• **Supplied data**
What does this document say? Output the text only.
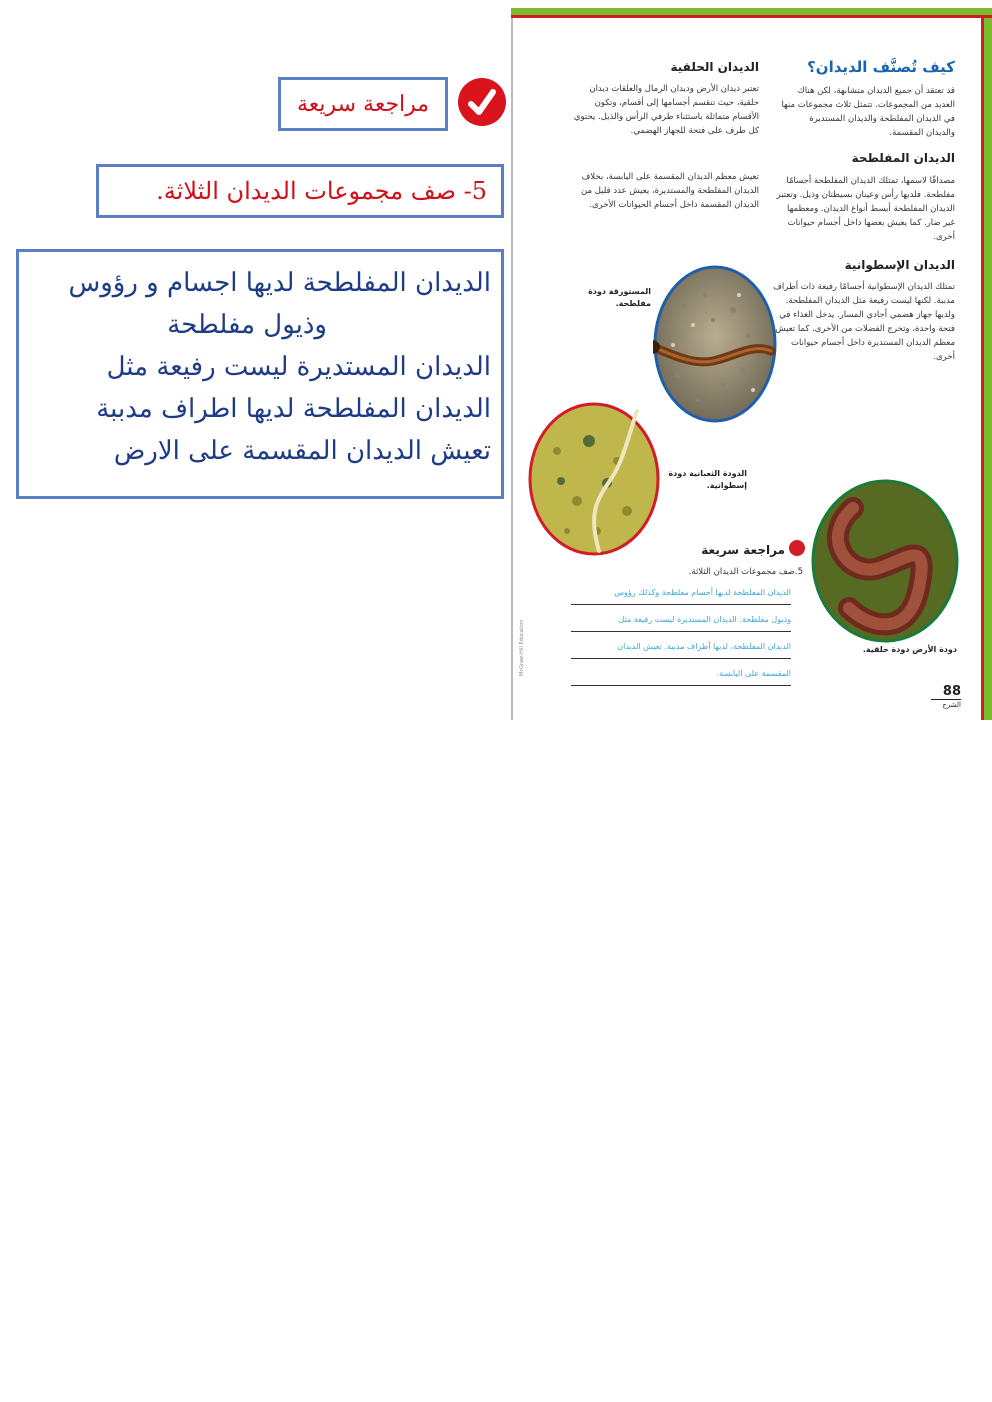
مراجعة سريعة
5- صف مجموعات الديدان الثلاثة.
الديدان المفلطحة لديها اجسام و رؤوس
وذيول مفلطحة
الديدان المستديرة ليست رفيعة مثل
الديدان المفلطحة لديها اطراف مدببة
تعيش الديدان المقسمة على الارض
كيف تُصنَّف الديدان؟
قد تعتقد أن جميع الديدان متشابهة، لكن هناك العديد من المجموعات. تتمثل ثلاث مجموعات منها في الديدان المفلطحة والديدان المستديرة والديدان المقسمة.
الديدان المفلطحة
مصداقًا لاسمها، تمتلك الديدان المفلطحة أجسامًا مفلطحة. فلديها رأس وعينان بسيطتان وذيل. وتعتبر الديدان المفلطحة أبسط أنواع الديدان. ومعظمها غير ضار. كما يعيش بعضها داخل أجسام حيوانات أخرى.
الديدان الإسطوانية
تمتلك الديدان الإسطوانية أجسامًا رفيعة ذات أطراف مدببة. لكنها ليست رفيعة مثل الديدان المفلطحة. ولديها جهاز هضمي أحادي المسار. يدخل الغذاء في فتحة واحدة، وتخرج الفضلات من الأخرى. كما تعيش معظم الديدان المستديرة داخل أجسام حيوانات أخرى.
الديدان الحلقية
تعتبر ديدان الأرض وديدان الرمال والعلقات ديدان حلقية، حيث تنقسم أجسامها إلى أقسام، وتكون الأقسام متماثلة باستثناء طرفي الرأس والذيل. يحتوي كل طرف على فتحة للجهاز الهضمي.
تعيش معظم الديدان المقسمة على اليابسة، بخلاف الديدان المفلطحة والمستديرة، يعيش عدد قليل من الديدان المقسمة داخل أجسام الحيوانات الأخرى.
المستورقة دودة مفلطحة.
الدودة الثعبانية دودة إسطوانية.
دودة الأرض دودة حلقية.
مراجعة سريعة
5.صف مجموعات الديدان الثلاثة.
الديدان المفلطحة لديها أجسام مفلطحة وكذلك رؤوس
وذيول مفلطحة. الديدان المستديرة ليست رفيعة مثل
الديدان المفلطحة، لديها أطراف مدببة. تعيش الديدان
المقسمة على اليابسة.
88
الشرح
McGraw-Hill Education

• **Task to complete**
Please write out all of the material above without changing a word, and omit any pictures.

• **Task answer**
What does this document say? Output the text only.
مراجعة سريعة
5- صف مجموعات الديدان الثلاثة.
الديدان المفلطحة لديها اجسام و رؤوس
وذيول مفلطحة
الديدان المستديرة ليست رفيعة مثل
الديدان المفلطحة لديها اطراف مدببة
تعيش الديدان المقسمة على الارض
كيف تُصنَّف الديدان؟
قد تعتقد أن جميع الديدان متشابهة، لكن هناك العديد من المجموعات. تتمثل ثلاث مجموعات منها في الديدان المفلطحة والديدان المستديرة والديدان المقسمة.
الديدان المفلطحة
مصداقًا لاسمها، تمتلك الديدان المفلطحة أجسامًا مفلطحة. فلديها رأس وعينان بسيطتان وذيل. وتعتبر الديدان المفلطحة أبسط أنواع الديدان. ومعظمها غير ضار. كما يعيش بعضها داخل أجسام حيوانات أخرى.
الديدان الإسطوانية
تمتلك الديدان الإسطوانية أجسامًا رفيعة ذات أطراف مدببة. لكنها ليست رفيعة مثل الديدان المفلطحة. ولديها جهاز هضمي أحادي المسار. يدخل الغذاء في فتحة واحدة، وتخرج الفضلات من الأخرى. كما تعيش معظم الديدان المستديرة داخل أجسام حيوانات أخرى.
الديدان الحلقية
تعتبر ديدان الأرض وديدان الرمال والعلقات ديدان حلقية، حيث تنقسم أجسامها إلى أقسام، وتكون الأقسام متماثلة باستثناء طرفي الرأس والذيل. يحتوي كل طرف على فتحة للجهاز الهضمي.
تعيش معظم الديدان المقسمة على اليابسة، بخلاف الديدان المفلطحة والمستديرة، يعيش عدد قليل من الديدان المقسمة داخل أجسام الحيوانات الأخرى.
المستورقة دودة مفلطحة.
الدودة الثعبانية دودة إسطوانية.
دودة الأرض دودة حلقية.
مراجعة سريعة
5.صف مجموعات الديدان الثلاثة.
الديدان المفلطحة لديها أجسام مفلطحة وكذلك رؤوس
وذيول مفلطحة. الديدان المستديرة ليست رفيعة مثل
الديدان المفلطحة، لديها أطراف مدببة. تعيش الديدان
المقسمة على اليابسة.
88
الشرح
McGraw-Hill Education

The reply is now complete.